-- Exercise brief --
Retype the whole listing, please, keeping every line exact and dropping the pictures.

-- Data listing --
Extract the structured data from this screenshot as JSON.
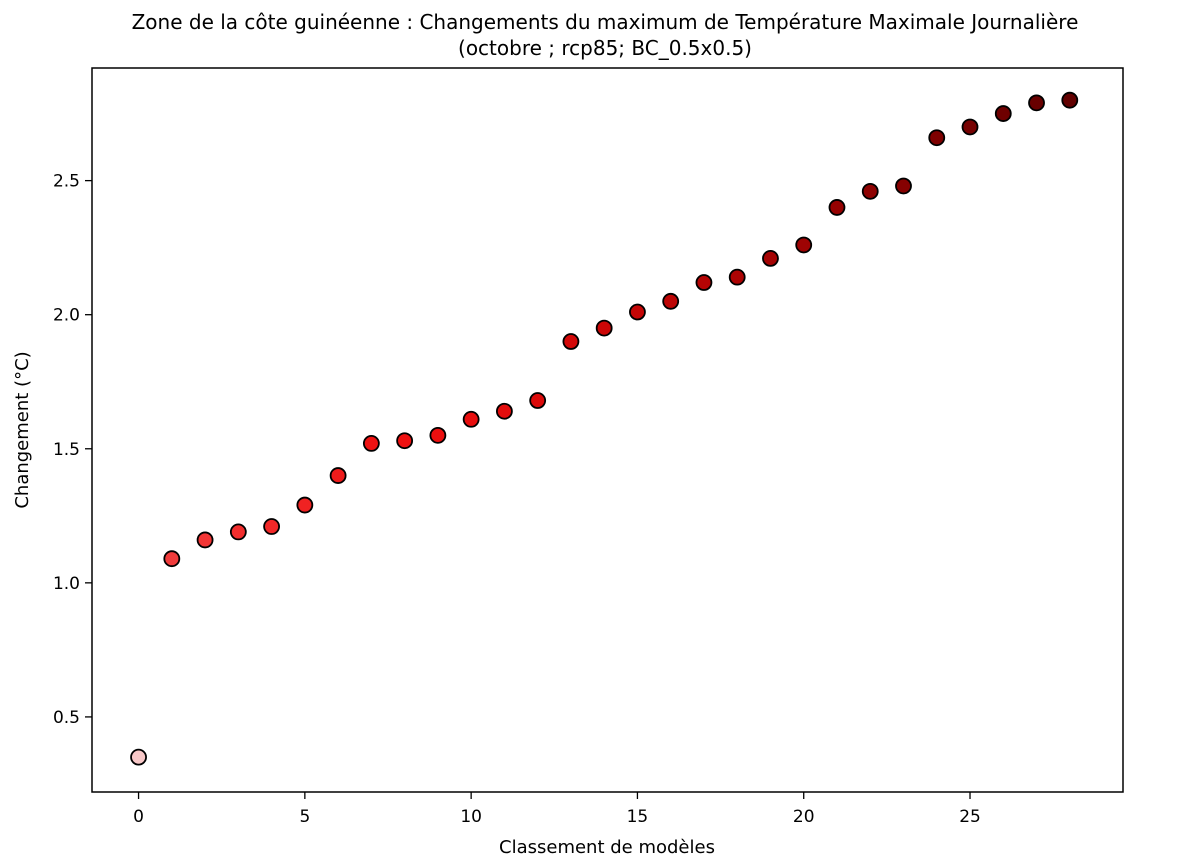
{
  "chart_data": {
    "type": "scatter",
    "title": "Zone de la côte guinéenne : Changements du maximum de Température Maximale Journalière",
    "subtitle": "(octobre ; rcp85; BC_0.5x0.5)",
    "xlabel": "Classement de modèles",
    "ylabel": "Changement ( $^\\circ$C)",
    "ylabel_display": "Changement (°C)",
    "xlim": [
      -1.4,
      29.6
    ],
    "ylim": [
      0.22,
      2.92
    ],
    "xticks": [
      0,
      5,
      10,
      15,
      20,
      25
    ],
    "xtick_labels": [
      "0",
      "5",
      "10",
      "15",
      "20",
      "25"
    ],
    "yticks": [
      0.5,
      1.0,
      1.5,
      2.0,
      2.5
    ],
    "ytick_labels": [
      "0.5",
      "1.0",
      "1.5",
      "2.0",
      "2.5"
    ],
    "grid": false,
    "marker_edge_color": "#000000",
    "x": [
      0,
      1,
      2,
      3,
      4,
      5,
      6,
      7,
      8,
      9,
      10,
      11,
      12,
      13,
      14,
      15,
      16,
      17,
      18,
      19,
      20,
      21,
      22,
      23,
      24,
      25,
      26,
      27,
      28
    ],
    "y": [
      0.35,
      1.09,
      1.16,
      1.19,
      1.21,
      1.29,
      1.4,
      1.52,
      1.53,
      1.55,
      1.61,
      1.64,
      1.68,
      1.9,
      1.95,
      2.01,
      2.05,
      2.12,
      2.14,
      2.21,
      2.26,
      2.4,
      2.46,
      2.48,
      2.66,
      2.7,
      2.75,
      2.79,
      2.8
    ],
    "colors": [
      "#f8c8c8",
      "#f03c3c",
      "#f23535",
      "#f22e2e",
      "#f12828",
      "#f02222",
      "#ee1b1b",
      "#ee1212",
      "#ee1111",
      "#ec0f0f",
      "#e80e0e",
      "#e20c0c",
      "#db0a0a",
      "#d30808",
      "#cc0707",
      "#c50606",
      "#bd0505",
      "#b50404",
      "#ad0404",
      "#a50303",
      "#9e0303",
      "#960202",
      "#8e0202",
      "#860101",
      "#7e0101",
      "#760101",
      "#6e0000",
      "#680000",
      "#620000"
    ]
  }
}
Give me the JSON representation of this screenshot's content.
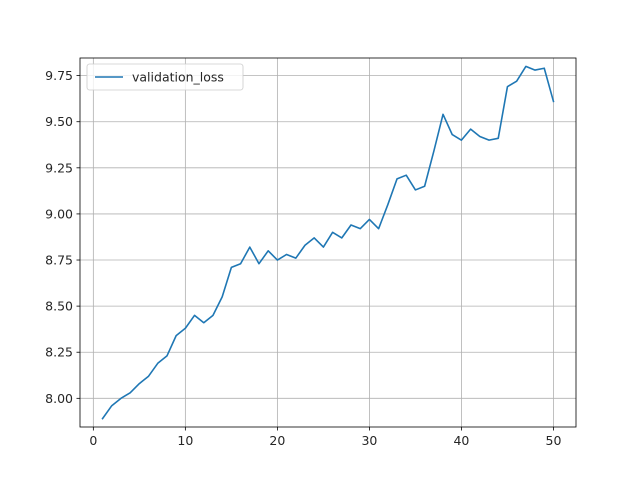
{
  "chart_data": {
    "type": "line",
    "title": "",
    "xlabel": "",
    "ylabel": "",
    "xlim": [
      -1.45,
      52.45
    ],
    "ylim": [
      7.8445,
      9.8455
    ],
    "xticks": [
      0,
      10,
      20,
      30,
      40,
      50
    ],
    "yticks": [
      8.0,
      8.25,
      8.5,
      8.75,
      9.0,
      9.25,
      9.5,
      9.75
    ],
    "ytick_labels": [
      "8.00",
      "8.25",
      "8.50",
      "8.75",
      "9.00",
      "9.25",
      "9.50",
      "9.75"
    ],
    "grid": true,
    "legend_position": "upper-left",
    "series": [
      {
        "name": "validation_loss",
        "color": "#1f77b4",
        "x": [
          1,
          2,
          3,
          4,
          5,
          6,
          7,
          8,
          9,
          10,
          11,
          12,
          13,
          14,
          15,
          16,
          17,
          18,
          19,
          20,
          21,
          22,
          23,
          24,
          25,
          26,
          27,
          28,
          29,
          30,
          31,
          32,
          33,
          34,
          35,
          36,
          37,
          38,
          39,
          40,
          41,
          42,
          43,
          44,
          45,
          46,
          47,
          48,
          49,
          50
        ],
        "y": [
          7.89,
          7.96,
          8.0,
          8.03,
          8.08,
          8.12,
          8.19,
          8.23,
          8.34,
          8.38,
          8.45,
          8.41,
          8.45,
          8.55,
          8.71,
          8.73,
          8.82,
          8.73,
          8.8,
          8.75,
          8.78,
          8.76,
          8.83,
          8.87,
          8.82,
          8.9,
          8.87,
          8.94,
          8.92,
          8.97,
          8.92,
          9.05,
          9.19,
          9.21,
          9.13,
          9.15,
          9.34,
          9.54,
          9.43,
          9.4,
          9.46,
          9.42,
          9.4,
          9.41,
          9.69,
          9.72,
          9.8,
          9.78,
          9.79,
          9.61
        ]
      }
    ]
  }
}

-- Problem solution --
Extract the structured data from this screenshot as JSON.
{
  "chart_data": {
    "type": "scatter",
    "title": "Zone de la côte guinéenne : Changements du maximum de Température Maximale Journalière",
    "subtitle": "(octobre ; rcp85; BC_0.5x0.5)",
    "xlabel": "Classement de modèles",
    "ylabel": "Changement ( $^\\circ$C)",
    "ylabel_display": "Changement (°C)",
    "xlim": [
      -1.4,
      29.6
    ],
    "ylim": [
      0.22,
      2.92
    ],
    "xticks": [
      0,
      5,
      10,
      15,
      20,
      25
    ],
    "xtick_labels": [
      "0",
      "5",
      "10",
      "15",
      "20",
      "25"
    ],
    "yticks": [
      0.5,
      1.0,
      1.5,
      2.0,
      2.5
    ],
    "ytick_labels": [
      "0.5",
      "1.0",
      "1.5",
      "2.0",
      "2.5"
    ],
    "grid": false,
    "marker_edge_color": "#000000",
    "x": [
      0,
      1,
      2,
      3,
      4,
      5,
      6,
      7,
      8,
      9,
      10,
      11,
      12,
      13,
      14,
      15,
      16,
      17,
      18,
      19,
      20,
      21,
      22,
      23,
      24,
      25,
      26,
      27,
      28
    ],
    "y": [
      0.35,
      1.09,
      1.16,
      1.19,
      1.21,
      1.29,
      1.4,
      1.52,
      1.53,
      1.55,
      1.61,
      1.64,
      1.68,
      1.9,
      1.95,
      2.01,
      2.05,
      2.12,
      2.14,
      2.21,
      2.26,
      2.4,
      2.46,
      2.48,
      2.66,
      2.7,
      2.75,
      2.79,
      2.8
    ],
    "colors": [
      "#f8c8c8",
      "#f03c3c",
      "#f23535",
      "#f22e2e",
      "#f12828",
      "#f02222",
      "#ee1b1b",
      "#ee1212",
      "#ee1111",
      "#ec0f0f",
      "#e80e0e",
      "#e20c0c",
      "#db0a0a",
      "#d30808",
      "#cc0707",
      "#c50606",
      "#bd0505",
      "#b50404",
      "#ad0404",
      "#a50303",
      "#9e0303",
      "#960202",
      "#8e0202",
      "#860101",
      "#7e0101",
      "#760101",
      "#6e0000",
      "#680000",
      "#620000"
    ]
  }
}
Give me the JSON representation of this screenshot's content.
{
  "chart_data": {
    "type": "line",
    "title": "",
    "xlabel": "",
    "ylabel": "",
    "xlim": [
      -1.45,
      52.45
    ],
    "ylim": [
      7.8445,
      9.8455
    ],
    "xticks": [
      0,
      10,
      20,
      30,
      40,
      50
    ],
    "yticks": [
      8.0,
      8.25,
      8.5,
      8.75,
      9.0,
      9.25,
      9.5,
      9.75
    ],
    "ytick_labels": [
      "8.00",
      "8.25",
      "8.50",
      "8.75",
      "9.00",
      "9.25",
      "9.50",
      "9.75"
    ],
    "grid": true,
    "legend_position": "upper-left",
    "series": [
      {
        "name": "validation_loss",
        "color": "#1f77b4",
        "x": [
          1,
          2,
          3,
          4,
          5,
          6,
          7,
          8,
          9,
          10,
          11,
          12,
          13,
          14,
          15,
          16,
          17,
          18,
          19,
          20,
          21,
          22,
          23,
          24,
          25,
          26,
          27,
          28,
          29,
          30,
          31,
          32,
          33,
          34,
          35,
          36,
          37,
          38,
          39,
          40,
          41,
          42,
          43,
          44,
          45,
          46,
          47,
          48,
          49,
          50
        ],
        "y": [
          7.89,
          7.96,
          8.0,
          8.03,
          8.08,
          8.12,
          8.19,
          8.23,
          8.34,
          8.38,
          8.45,
          8.41,
          8.45,
          8.55,
          8.71,
          8.73,
          8.82,
          8.73,
          8.8,
          8.75,
          8.78,
          8.76,
          8.83,
          8.87,
          8.82,
          8.9,
          8.87,
          8.94,
          8.92,
          8.97,
          8.92,
          9.05,
          9.19,
          9.21,
          9.13,
          9.15,
          9.34,
          9.54,
          9.43,
          9.4,
          9.46,
          9.42,
          9.4,
          9.41,
          9.69,
          9.72,
          9.8,
          9.78,
          9.79,
          9.61
        ]
      }
    ]
  }
}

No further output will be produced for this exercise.